Material for the task -
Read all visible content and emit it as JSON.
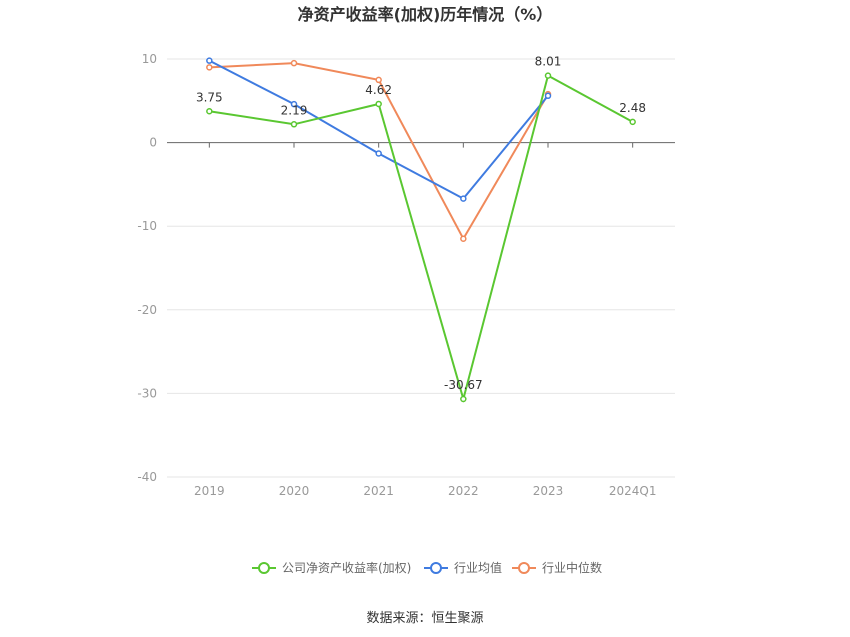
{
  "chart_data": {
    "type": "line",
    "title": "净资产收益率(加权)历年情况（%）",
    "categories": [
      "2019",
      "2020",
      "2021",
      "2022",
      "2023",
      "2024Q1"
    ],
    "ylim": [
      -40,
      10
    ],
    "yticks": [
      "10",
      "0",
      "-10",
      "-20",
      "-30",
      "-40"
    ],
    "grid": true,
    "legend_position": "bottom",
    "series": [
      {
        "name": "公司净资产收益率(加权)",
        "color": "#5ac731",
        "values": [
          3.75,
          2.19,
          4.62,
          -30.67,
          8.01,
          2.48
        ],
        "labels": [
          "3.75",
          "2.19",
          "4.62",
          "-30.67",
          "8.01",
          "2.48"
        ]
      },
      {
        "name": "行业均值",
        "color": "#3f7be0",
        "values": [
          9.8,
          4.6,
          -1.3,
          -6.7,
          5.6,
          null
        ]
      },
      {
        "name": "行业中位数",
        "color": "#f0895a",
        "values": [
          9.0,
          9.5,
          7.5,
          -11.5,
          5.8,
          null
        ]
      }
    ]
  },
  "source": "数据来源：恒生聚源"
}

Stated problem - Copy out all of the data word for word. Do not carry over any picture.

Task output -
Read all visible content and emit it as JSON.
{
  "chart_data": {
    "type": "line",
    "title": "净资产收益率(加权)历年情况（%）",
    "categories": [
      "2019",
      "2020",
      "2021",
      "2022",
      "2023",
      "2024Q1"
    ],
    "ylim": [
      -40,
      10
    ],
    "yticks": [
      "10",
      "0",
      "-10",
      "-20",
      "-30",
      "-40"
    ],
    "grid": true,
    "legend_position": "bottom",
    "series": [
      {
        "name": "公司净资产收益率(加权)",
        "color": "#5ac731",
        "values": [
          3.75,
          2.19,
          4.62,
          -30.67,
          8.01,
          2.48
        ],
        "labels": [
          "3.75",
          "2.19",
          "4.62",
          "-30.67",
          "8.01",
          "2.48"
        ]
      },
      {
        "name": "行业均值",
        "color": "#3f7be0",
        "values": [
          9.8,
          4.6,
          -1.3,
          -6.7,
          5.6,
          null
        ]
      },
      {
        "name": "行业中位数",
        "color": "#f0895a",
        "values": [
          9.0,
          9.5,
          7.5,
          -11.5,
          5.8,
          null
        ]
      }
    ]
  },
  "source": "数据来源：恒生聚源"
}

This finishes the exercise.